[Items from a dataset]
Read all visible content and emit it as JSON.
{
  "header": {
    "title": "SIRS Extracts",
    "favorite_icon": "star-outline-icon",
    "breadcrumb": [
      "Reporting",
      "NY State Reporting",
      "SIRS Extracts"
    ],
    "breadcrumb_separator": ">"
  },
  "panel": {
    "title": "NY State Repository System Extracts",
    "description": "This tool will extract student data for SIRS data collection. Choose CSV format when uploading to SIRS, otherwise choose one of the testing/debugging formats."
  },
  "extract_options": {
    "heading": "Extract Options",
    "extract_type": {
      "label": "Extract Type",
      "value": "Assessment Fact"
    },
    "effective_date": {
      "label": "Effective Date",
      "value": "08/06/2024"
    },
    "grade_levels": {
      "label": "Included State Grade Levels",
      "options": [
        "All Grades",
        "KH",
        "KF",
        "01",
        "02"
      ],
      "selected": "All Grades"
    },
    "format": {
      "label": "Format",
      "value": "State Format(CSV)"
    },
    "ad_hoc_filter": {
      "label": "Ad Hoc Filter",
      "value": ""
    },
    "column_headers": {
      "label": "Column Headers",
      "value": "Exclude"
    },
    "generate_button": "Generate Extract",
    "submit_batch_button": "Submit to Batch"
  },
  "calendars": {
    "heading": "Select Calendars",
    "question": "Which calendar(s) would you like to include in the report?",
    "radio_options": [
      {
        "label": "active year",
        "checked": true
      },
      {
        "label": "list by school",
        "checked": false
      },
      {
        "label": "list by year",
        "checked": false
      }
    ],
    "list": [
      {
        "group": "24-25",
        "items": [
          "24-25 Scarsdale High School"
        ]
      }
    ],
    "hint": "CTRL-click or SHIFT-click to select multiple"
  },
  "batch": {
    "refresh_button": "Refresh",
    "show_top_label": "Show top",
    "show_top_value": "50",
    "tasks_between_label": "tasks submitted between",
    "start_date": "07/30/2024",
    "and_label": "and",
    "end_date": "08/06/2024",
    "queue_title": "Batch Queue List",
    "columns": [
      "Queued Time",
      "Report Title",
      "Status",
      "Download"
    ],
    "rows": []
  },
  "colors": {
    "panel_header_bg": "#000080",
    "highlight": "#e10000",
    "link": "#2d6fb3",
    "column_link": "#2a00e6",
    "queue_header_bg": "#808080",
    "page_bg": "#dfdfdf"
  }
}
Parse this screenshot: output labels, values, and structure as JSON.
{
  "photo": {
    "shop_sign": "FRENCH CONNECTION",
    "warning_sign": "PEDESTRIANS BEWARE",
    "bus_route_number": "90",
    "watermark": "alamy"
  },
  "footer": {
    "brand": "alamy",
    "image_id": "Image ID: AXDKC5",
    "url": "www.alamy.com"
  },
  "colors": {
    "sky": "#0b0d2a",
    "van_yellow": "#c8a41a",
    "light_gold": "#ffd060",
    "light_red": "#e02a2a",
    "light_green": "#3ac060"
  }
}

→ EXERCISE TASK
Gather up the lines containing the word "Extracts" from these records and copy them.

→ COMPLETED TASK
    "title": "SIRS Extracts",
      "SIRS Extracts"
    "title": "NY State Repository System Extracts",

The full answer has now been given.